PROBLEM REQUIREMENTS: Give the data below again, word for word.

RECORDED INFORMATION:
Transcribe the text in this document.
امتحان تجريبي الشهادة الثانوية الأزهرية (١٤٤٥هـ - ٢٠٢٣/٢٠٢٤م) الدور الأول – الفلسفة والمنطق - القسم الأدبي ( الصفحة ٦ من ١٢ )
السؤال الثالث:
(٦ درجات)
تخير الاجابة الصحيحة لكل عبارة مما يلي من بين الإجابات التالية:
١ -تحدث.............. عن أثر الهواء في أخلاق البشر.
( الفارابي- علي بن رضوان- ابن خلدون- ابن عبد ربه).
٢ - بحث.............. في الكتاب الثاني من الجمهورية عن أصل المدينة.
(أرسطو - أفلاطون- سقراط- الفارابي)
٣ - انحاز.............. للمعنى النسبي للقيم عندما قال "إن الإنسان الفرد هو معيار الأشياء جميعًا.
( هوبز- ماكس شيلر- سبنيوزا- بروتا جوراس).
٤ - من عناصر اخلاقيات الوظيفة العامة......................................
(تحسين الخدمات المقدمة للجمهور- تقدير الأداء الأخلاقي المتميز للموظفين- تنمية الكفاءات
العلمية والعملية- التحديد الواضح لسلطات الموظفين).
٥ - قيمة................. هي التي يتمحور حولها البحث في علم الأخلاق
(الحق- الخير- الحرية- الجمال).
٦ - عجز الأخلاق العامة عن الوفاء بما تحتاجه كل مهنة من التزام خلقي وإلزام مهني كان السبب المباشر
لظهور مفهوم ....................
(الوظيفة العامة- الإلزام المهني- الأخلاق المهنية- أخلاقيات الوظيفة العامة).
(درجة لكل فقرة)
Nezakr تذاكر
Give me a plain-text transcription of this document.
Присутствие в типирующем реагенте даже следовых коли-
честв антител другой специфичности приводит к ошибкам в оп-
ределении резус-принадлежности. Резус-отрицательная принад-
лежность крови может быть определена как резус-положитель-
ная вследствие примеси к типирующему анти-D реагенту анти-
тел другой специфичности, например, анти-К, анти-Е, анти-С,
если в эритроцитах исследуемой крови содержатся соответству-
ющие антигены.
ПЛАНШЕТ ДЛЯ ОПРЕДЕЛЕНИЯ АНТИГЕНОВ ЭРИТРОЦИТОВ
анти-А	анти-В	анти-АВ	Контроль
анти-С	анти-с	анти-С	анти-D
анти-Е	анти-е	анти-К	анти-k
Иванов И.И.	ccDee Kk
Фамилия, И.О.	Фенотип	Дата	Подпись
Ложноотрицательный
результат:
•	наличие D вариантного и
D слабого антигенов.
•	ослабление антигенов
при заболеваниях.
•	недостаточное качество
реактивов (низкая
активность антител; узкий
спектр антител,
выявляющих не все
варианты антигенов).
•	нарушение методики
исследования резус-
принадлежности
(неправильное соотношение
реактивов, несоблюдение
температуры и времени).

ANSWER TO THIS TASK:
Transcribe the text in this document.
امتحان تجريبي الشهادة الثانوية الأزهرية (١٤٤٥هـ - ٢٠٢٣/٢٠٢٤م) الدور الأول – الفلسفة والمنطق - القسم الأدبي ( الصفحة ٦ من ١٢ )
السؤال الثالث:
(٦ درجات)
تخير الاجابة الصحيحة لكل عبارة مما يلي من بين الإجابات التالية:
١ -تحدث.............. عن أثر الهواء في أخلاق البشر.
( الفارابي- علي بن رضوان- ابن خلدون- ابن عبد ربه).
٢ - بحث.............. في الكتاب الثاني من الجمهورية عن أصل المدينة.
(أرسطو - أفلاطون- سقراط- الفارابي)
٣ - انحاز.............. للمعنى النسبي للقيم عندما قال "إن الإنسان الفرد هو معيار الأشياء جميعًا.
( هوبز- ماكس شيلر- سبنيوزا- بروتا جوراس).
٤ - من عناصر اخلاقيات الوظيفة العامة......................................
(تحسين الخدمات المقدمة للجمهور- تقدير الأداء الأخلاقي المتميز للموظفين- تنمية الكفاءات
العلمية والعملية- التحديد الواضح لسلطات الموظفين).
٥ - قيمة................. هي التي يتمحور حولها البحث في علم الأخلاق
(الحق- الخير- الحرية- الجمال).
٦ - عجز الأخلاق العامة عن الوفاء بما تحتاجه كل مهنة من التزام خلقي وإلزام مهني كان السبب المباشر
لظهور مفهوم ....................
(الوظيفة العامة- الإلزام المهني- الأخلاق المهنية- أخلاقيات الوظيفة العامة).
(درجة لكل فقرة)
Nezakr تذاكر
Give me a plain-text transcription of this document.
Присутствие в типирующем реагенте даже следовых коли-
честв антител другой специфичности приводит к ошибкам в оп-
ределении резус-принадлежности. Резус-отрицательная принад-
лежность крови может быть определена как резус-положитель-
ная вследствие примеси к типирующему анти-D реагенту анти-
тел другой специфичности, например, анти-К, анти-Е, анти-С,
если в эритроцитах исследуемой крови содержатся соответству-
ющие антигены.
ПЛАНШЕТ ДЛЯ ОПРЕДЕЛЕНИЯ АНТИГЕНОВ ЭРИТРОЦИТОВ
анти-А	анти-В	анти-АВ	Контроль
анти-С	анти-с	анти-С	анти-D
анти-Е	анти-е	анти-К	анти-k
Иванов И.И.	ccDee Kk
Фамилия, И.О.	Фенотип	Дата	Подпись
Ложноотрицательный
результат:
•	наличие D вариантного и
D слабого антигенов.
•	ослабление антигенов
при заболеваниях.
•	недостаточное качество
реактивов (низкая
активность антител; узкий
спектр антител,
выявляющих не все
варианты антигенов).
•	нарушение методики
исследования резус-
принадлежности
(неправильное соотношение
реактивов, несоблюдение
температуры и времени).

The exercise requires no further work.